▸ **GIVEN INSTRUCTION**: Wherever the word "portfolija" turns up in a line of the entries, copy that line.

▸ **RECORDS PROVIDED**:
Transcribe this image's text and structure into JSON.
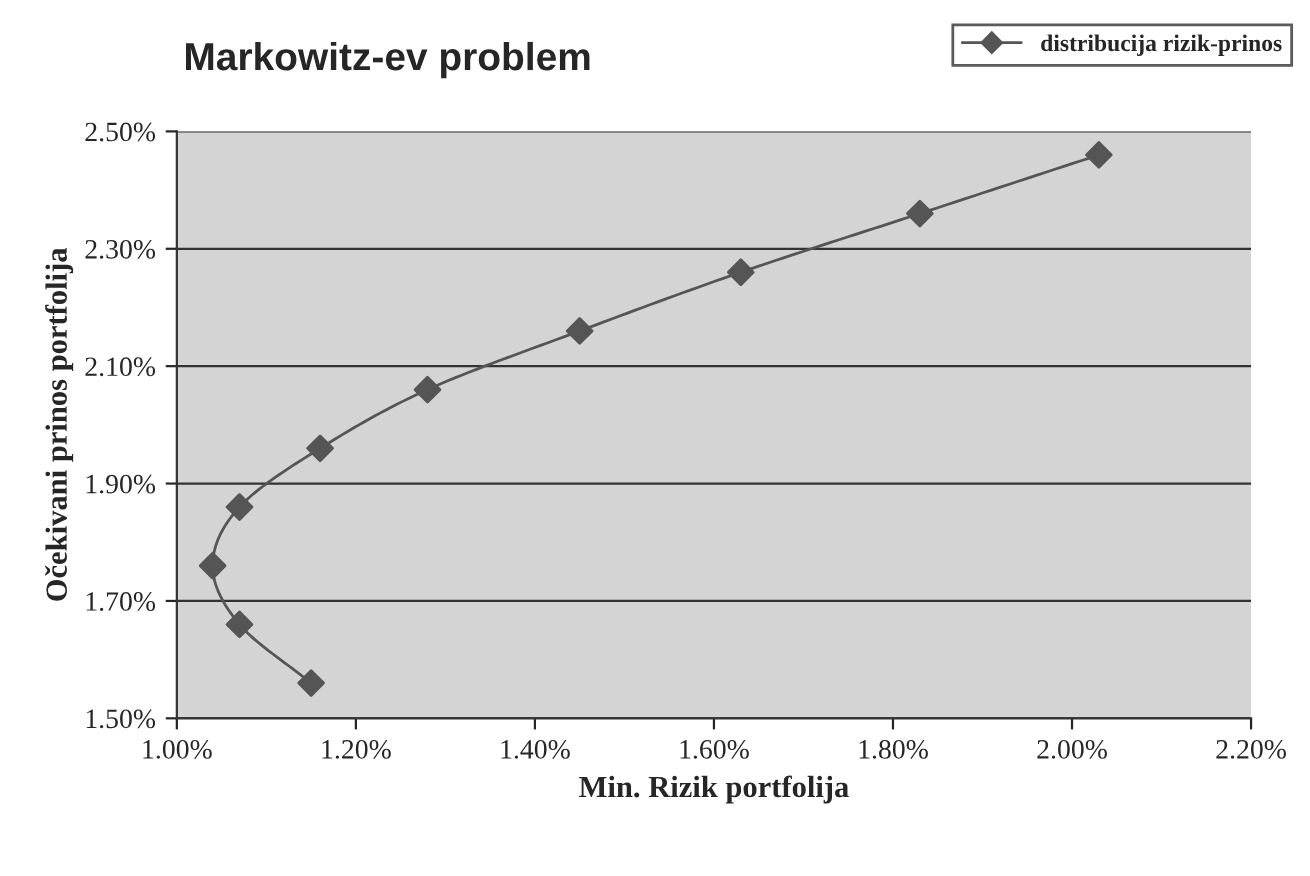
{
  "chart_data": {
    "type": "line",
    "title": "Markowitz-ev problem",
    "xlabel": "Min. Rizik portfolija",
    "ylabel": "Očekivani prinos portfolija",
    "series": [
      {
        "name": "distribucija rizik-prinos",
        "color": "#555555",
        "x": [
          1.15,
          1.07,
          1.04,
          1.07,
          1.16,
          1.28,
          1.45,
          1.63,
          1.83,
          2.03
        ],
        "values": [
          1.56,
          1.66,
          1.76,
          1.86,
          1.96,
          2.06,
          2.16,
          2.26,
          2.36,
          2.46
        ]
      }
    ],
    "xlim": [
      1.0,
      2.2
    ],
    "ylim": [
      1.5,
      2.5
    ],
    "xticks": [
      {
        "value": 1.0,
        "label": "1.00%"
      },
      {
        "value": 1.2,
        "label": "1.20%"
      },
      {
        "value": 1.4,
        "label": "1.40%"
      },
      {
        "value": 1.6,
        "label": "1.60%"
      },
      {
        "value": 1.8,
        "label": "1.80%"
      },
      {
        "value": 2.0,
        "label": "2.00%"
      },
      {
        "value": 2.2,
        "label": "2.20%"
      }
    ],
    "yticks": [
      {
        "value": 1.5,
        "label": "1.50%"
      },
      {
        "value": 1.7,
        "label": "1.70%"
      },
      {
        "value": 1.9,
        "label": "1.90%"
      },
      {
        "value": 2.1,
        "label": "2.10%"
      },
      {
        "value": 2.3,
        "label": "2.30%"
      },
      {
        "value": 2.5,
        "label": "2.50%"
      }
    ],
    "grid": "y",
    "legend": "top right",
    "marker": "diamond",
    "line_style": "solid"
  }
}
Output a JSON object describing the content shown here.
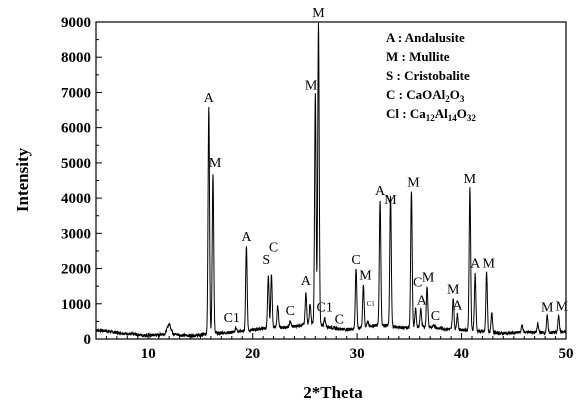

▸ **ANSWER TO THE TASK**:
    "xlabel": "Min. Rizik portfolija",
    "ylabel": "Očekivani prinos portfolija",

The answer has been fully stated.